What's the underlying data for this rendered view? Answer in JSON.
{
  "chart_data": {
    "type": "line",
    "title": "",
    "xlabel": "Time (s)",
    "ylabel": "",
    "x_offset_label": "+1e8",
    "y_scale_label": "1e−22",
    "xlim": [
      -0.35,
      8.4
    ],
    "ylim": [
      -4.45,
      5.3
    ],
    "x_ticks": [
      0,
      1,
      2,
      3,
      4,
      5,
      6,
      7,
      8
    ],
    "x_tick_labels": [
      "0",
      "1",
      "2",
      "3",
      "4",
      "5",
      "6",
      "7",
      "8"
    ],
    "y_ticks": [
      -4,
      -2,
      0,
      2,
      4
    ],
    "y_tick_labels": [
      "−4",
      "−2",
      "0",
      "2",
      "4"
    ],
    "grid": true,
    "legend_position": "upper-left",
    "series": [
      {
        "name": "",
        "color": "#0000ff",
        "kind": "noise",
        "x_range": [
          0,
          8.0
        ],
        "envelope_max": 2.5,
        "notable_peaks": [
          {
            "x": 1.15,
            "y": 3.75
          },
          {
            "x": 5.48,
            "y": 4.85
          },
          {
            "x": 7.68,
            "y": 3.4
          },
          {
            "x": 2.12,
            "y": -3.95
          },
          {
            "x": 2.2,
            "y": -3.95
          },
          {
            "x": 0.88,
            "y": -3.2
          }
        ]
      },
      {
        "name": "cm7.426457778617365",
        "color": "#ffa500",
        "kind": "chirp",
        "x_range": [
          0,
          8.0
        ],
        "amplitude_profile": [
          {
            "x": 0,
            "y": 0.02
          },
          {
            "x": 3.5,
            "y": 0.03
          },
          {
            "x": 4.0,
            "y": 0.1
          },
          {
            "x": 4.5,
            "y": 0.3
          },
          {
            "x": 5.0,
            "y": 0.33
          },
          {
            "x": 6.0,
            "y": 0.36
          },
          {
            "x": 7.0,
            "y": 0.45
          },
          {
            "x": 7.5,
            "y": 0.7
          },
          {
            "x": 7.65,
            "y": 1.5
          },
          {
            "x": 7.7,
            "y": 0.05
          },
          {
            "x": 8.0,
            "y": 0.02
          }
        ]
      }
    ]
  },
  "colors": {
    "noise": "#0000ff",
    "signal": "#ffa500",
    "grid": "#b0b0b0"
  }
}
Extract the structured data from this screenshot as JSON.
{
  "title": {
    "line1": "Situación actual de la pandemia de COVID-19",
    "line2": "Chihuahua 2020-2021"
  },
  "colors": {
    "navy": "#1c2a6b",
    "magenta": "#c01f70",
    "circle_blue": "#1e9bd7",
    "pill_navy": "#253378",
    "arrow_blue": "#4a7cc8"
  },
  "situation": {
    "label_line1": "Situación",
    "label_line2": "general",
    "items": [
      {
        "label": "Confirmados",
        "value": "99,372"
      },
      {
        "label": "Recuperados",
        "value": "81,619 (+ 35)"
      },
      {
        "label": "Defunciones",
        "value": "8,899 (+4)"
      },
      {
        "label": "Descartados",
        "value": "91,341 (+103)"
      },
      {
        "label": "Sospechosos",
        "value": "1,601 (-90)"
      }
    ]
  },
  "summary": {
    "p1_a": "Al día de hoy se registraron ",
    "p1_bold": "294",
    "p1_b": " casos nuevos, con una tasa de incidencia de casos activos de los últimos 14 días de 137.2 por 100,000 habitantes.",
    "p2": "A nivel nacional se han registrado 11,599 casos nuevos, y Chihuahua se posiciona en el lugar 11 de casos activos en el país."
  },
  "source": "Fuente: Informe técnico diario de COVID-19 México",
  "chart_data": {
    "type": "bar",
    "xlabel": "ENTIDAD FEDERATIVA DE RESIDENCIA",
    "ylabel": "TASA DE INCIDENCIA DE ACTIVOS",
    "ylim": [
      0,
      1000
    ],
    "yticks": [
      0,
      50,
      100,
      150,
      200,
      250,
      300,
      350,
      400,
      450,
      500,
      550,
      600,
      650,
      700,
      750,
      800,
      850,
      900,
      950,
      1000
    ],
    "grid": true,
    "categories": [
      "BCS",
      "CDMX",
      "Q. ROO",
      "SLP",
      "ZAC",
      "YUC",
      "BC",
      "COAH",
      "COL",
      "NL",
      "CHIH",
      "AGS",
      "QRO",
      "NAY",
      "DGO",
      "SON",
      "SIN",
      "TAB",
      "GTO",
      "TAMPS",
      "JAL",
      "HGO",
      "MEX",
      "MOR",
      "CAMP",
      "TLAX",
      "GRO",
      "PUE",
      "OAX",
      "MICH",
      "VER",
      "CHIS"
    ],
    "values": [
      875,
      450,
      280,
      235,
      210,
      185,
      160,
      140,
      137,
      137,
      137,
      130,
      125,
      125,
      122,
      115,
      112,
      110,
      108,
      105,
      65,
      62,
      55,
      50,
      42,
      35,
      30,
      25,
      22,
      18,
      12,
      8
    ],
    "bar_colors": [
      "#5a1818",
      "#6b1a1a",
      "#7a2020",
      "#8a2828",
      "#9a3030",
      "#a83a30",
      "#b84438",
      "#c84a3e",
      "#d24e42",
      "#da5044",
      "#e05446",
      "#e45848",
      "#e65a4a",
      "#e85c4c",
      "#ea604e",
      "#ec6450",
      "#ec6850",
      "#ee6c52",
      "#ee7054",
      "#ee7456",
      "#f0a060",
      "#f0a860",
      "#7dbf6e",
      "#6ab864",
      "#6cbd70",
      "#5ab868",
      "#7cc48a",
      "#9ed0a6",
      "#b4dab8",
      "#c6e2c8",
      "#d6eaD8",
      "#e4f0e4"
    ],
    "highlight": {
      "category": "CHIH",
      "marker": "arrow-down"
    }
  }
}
***
## WRITTEN TASK:
Extract each record, keeping it identical to the original.

## OUTPUT FOR THIS EXERCISE:
What's the underlying data for this rendered view? Answer in JSON.
{
  "chart_data": {
    "type": "line",
    "title": "",
    "xlabel": "Time (s)",
    "ylabel": "",
    "x_offset_label": "+1e8",
    "y_scale_label": "1e−22",
    "xlim": [
      -0.35,
      8.4
    ],
    "ylim": [
      -4.45,
      5.3
    ],
    "x_ticks": [
      0,
      1,
      2,
      3,
      4,
      5,
      6,
      7,
      8
    ],
    "x_tick_labels": [
      "0",
      "1",
      "2",
      "3",
      "4",
      "5",
      "6",
      "7",
      "8"
    ],
    "y_ticks": [
      -4,
      -2,
      0,
      2,
      4
    ],
    "y_tick_labels": [
      "−4",
      "−2",
      "0",
      "2",
      "4"
    ],
    "grid": true,
    "legend_position": "upper-left",
    "series": [
      {
        "name": "",
        "color": "#0000ff",
        "kind": "noise",
        "x_range": [
          0,
          8.0
        ],
        "envelope_max": 2.5,
        "notable_peaks": [
          {
            "x": 1.15,
            "y": 3.75
          },
          {
            "x": 5.48,
            "y": 4.85
          },
          {
            "x": 7.68,
            "y": 3.4
          },
          {
            "x": 2.12,
            "y": -3.95
          },
          {
            "x": 2.2,
            "y": -3.95
          },
          {
            "x": 0.88,
            "y": -3.2
          }
        ]
      },
      {
        "name": "cm7.426457778617365",
        "color": "#ffa500",
        "kind": "chirp",
        "x_range": [
          0,
          8.0
        ],
        "amplitude_profile": [
          {
            "x": 0,
            "y": 0.02
          },
          {
            "x": 3.5,
            "y": 0.03
          },
          {
            "x": 4.0,
            "y": 0.1
          },
          {
            "x": 4.5,
            "y": 0.3
          },
          {
            "x": 5.0,
            "y": 0.33
          },
          {
            "x": 6.0,
            "y": 0.36
          },
          {
            "x": 7.0,
            "y": 0.45
          },
          {
            "x": 7.5,
            "y": 0.7
          },
          {
            "x": 7.65,
            "y": 1.5
          },
          {
            "x": 7.7,
            "y": 0.05
          },
          {
            "x": 8.0,
            "y": 0.02
          }
        ]
      }
    ]
  },
  "colors": {
    "noise": "#0000ff",
    "signal": "#ffa500",
    "grid": "#b0b0b0"
  }
}
Extract the structured data from this screenshot as JSON.
{
  "title": {
    "line1": "Situación actual de la pandemia de COVID-19",
    "line2": "Chihuahua 2020-2021"
  },
  "colors": {
    "navy": "#1c2a6b",
    "magenta": "#c01f70",
    "circle_blue": "#1e9bd7",
    "pill_navy": "#253378",
    "arrow_blue": "#4a7cc8"
  },
  "situation": {
    "label_line1": "Situación",
    "label_line2": "general",
    "items": [
      {
        "label": "Confirmados",
        "value": "99,372"
      },
      {
        "label": "Recuperados",
        "value": "81,619 (+ 35)"
      },
      {
        "label": "Defunciones",
        "value": "8,899 (+4)"
      },
      {
        "label": "Descartados",
        "value": "91,341 (+103)"
      },
      {
        "label": "Sospechosos",
        "value": "1,601 (-90)"
      }
    ]
  },
  "summary": {
    "p1_a": "Al día de hoy se registraron ",
    "p1_bold": "294",
    "p1_b": " casos nuevos, con una tasa de incidencia de casos activos de los últimos 14 días de 137.2 por 100,000 habitantes.",
    "p2": "A nivel nacional se han registrado 11,599 casos nuevos, y Chihuahua se posiciona en el lugar 11 de casos activos en el país."
  },
  "source": "Fuente: Informe técnico diario de COVID-19 México",
  "chart_data": {
    "type": "bar",
    "xlabel": "ENTIDAD FEDERATIVA DE RESIDENCIA",
    "ylabel": "TASA DE INCIDENCIA DE ACTIVOS",
    "ylim": [
      0,
      1000
    ],
    "yticks": [
      0,
      50,
      100,
      150,
      200,
      250,
      300,
      350,
      400,
      450,
      500,
      550,
      600,
      650,
      700,
      750,
      800,
      850,
      900,
      950,
      1000
    ],
    "grid": true,
    "categories": [
      "BCS",
      "CDMX",
      "Q. ROO",
      "SLP",
      "ZAC",
      "YUC",
      "BC",
      "COAH",
      "COL",
      "NL",
      "CHIH",
      "AGS",
      "QRO",
      "NAY",
      "DGO",
      "SON",
      "SIN",
      "TAB",
      "GTO",
      "TAMPS",
      "JAL",
      "HGO",
      "MEX",
      "MOR",
      "CAMP",
      "TLAX",
      "GRO",
      "PUE",
      "OAX",
      "MICH",
      "VER",
      "CHIS"
    ],
    "values": [
      875,
      450,
      280,
      235,
      210,
      185,
      160,
      140,
      137,
      137,
      137,
      130,
      125,
      125,
      122,
      115,
      112,
      110,
      108,
      105,
      65,
      62,
      55,
      50,
      42,
      35,
      30,
      25,
      22,
      18,
      12,
      8
    ],
    "bar_colors": [
      "#5a1818",
      "#6b1a1a",
      "#7a2020",
      "#8a2828",
      "#9a3030",
      "#a83a30",
      "#b84438",
      "#c84a3e",
      "#d24e42",
      "#da5044",
      "#e05446",
      "#e45848",
      "#e65a4a",
      "#e85c4c",
      "#ea604e",
      "#ec6450",
      "#ec6850",
      "#ee6c52",
      "#ee7054",
      "#ee7456",
      "#f0a060",
      "#f0a860",
      "#7dbf6e",
      "#6ab864",
      "#6cbd70",
      "#5ab868",
      "#7cc48a",
      "#9ed0a6",
      "#b4dab8",
      "#c6e2c8",
      "#d6eaD8",
      "#e4f0e4"
    ],
    "highlight": {
      "category": "CHIH",
      "marker": "arrow-down"
    }
  }
}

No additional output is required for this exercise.